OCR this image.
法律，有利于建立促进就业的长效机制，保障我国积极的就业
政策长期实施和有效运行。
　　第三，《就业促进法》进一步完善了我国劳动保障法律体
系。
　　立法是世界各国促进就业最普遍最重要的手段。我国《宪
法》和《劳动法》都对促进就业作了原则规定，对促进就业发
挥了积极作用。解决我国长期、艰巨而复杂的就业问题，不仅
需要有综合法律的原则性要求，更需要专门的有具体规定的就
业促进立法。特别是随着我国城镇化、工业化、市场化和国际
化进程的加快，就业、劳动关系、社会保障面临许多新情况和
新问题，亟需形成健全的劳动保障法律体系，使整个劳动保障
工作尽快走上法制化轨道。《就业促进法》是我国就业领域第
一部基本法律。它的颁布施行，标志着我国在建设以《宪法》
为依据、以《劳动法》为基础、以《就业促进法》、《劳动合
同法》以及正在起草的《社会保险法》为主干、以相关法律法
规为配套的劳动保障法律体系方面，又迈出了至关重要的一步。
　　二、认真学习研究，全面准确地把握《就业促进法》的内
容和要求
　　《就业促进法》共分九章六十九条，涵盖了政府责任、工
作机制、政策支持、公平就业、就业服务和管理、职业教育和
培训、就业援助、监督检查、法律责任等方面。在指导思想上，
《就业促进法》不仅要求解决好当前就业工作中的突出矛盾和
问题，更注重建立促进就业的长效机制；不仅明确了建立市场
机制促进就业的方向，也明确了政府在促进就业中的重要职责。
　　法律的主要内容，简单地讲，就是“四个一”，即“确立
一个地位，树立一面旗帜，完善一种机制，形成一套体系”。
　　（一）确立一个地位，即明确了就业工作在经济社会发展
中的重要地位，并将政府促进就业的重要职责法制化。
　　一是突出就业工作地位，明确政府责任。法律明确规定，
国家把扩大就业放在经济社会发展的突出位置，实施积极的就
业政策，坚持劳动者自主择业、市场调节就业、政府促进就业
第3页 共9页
========================================================================
- **Written problem**:
Search the data for the string "就业促进法" and copy each line where it appears.

- **The response**:
　　第三，《就业促进法》进一步完善了我国劳动保障法律体
工作尽快走上法制化轨道。《就业促进法》是我国就业领域第
为依据、以《劳动法》为基础、以《就业促进法》、《劳动合
　　二、认真学习研究，全面准确地把握《就业促进法》的内
　　《就业促进法》共分九章六十九条，涵盖了政府责任、工
《就业促进法》不仅要求解决好当前就业工作中的突出矛盾和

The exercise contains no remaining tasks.